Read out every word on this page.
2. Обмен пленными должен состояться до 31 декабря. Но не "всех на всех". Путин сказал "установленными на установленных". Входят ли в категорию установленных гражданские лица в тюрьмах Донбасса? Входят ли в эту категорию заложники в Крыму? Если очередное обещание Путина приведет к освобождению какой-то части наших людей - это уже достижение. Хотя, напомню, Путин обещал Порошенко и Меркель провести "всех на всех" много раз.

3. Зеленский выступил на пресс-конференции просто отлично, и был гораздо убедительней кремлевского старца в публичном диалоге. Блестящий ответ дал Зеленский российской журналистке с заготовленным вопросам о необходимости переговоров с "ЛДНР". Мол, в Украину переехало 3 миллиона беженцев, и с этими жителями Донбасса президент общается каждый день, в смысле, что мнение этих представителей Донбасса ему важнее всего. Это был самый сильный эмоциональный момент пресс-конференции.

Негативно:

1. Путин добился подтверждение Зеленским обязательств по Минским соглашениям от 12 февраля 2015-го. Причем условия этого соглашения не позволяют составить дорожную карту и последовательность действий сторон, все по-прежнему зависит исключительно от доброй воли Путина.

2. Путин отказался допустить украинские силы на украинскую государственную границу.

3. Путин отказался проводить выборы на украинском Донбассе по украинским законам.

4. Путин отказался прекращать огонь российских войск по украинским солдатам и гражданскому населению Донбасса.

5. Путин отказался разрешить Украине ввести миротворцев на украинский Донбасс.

···

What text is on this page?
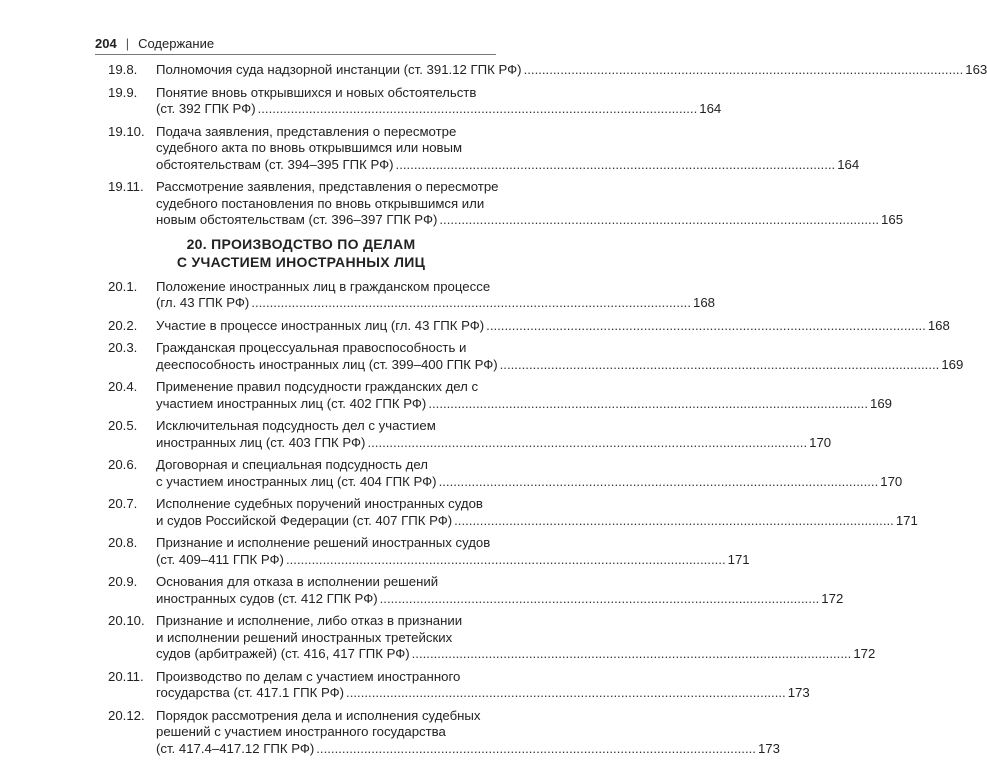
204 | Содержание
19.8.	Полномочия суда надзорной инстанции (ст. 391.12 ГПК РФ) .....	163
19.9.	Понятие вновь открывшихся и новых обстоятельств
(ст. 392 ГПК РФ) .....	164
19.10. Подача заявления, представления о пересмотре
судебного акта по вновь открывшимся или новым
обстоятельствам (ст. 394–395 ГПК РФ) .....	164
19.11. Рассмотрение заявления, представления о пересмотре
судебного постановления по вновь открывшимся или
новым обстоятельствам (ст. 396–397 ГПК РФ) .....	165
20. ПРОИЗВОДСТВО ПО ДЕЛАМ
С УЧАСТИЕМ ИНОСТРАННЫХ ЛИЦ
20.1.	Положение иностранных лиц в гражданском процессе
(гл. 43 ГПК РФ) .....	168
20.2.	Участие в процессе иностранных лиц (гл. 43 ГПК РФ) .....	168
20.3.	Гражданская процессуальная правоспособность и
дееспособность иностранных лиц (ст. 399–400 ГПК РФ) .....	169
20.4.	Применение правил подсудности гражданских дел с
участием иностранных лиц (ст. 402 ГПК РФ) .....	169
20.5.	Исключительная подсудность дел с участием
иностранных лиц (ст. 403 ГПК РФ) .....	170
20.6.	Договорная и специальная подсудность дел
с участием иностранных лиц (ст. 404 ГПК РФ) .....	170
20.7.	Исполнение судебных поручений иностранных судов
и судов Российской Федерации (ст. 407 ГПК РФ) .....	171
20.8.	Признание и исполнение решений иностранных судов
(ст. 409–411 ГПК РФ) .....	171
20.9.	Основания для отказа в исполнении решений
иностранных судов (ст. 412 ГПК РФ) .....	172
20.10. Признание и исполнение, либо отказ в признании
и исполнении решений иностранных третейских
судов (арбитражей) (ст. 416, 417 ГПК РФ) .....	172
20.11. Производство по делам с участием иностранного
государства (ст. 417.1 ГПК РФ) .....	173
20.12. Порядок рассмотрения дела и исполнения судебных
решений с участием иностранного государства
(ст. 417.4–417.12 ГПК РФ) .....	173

···

Problem to solve: Copy every line of the records above that holds the word "иностранного".

Output below:
20.11. Производство по делам с участием иностранного
решений с участием иностранного государства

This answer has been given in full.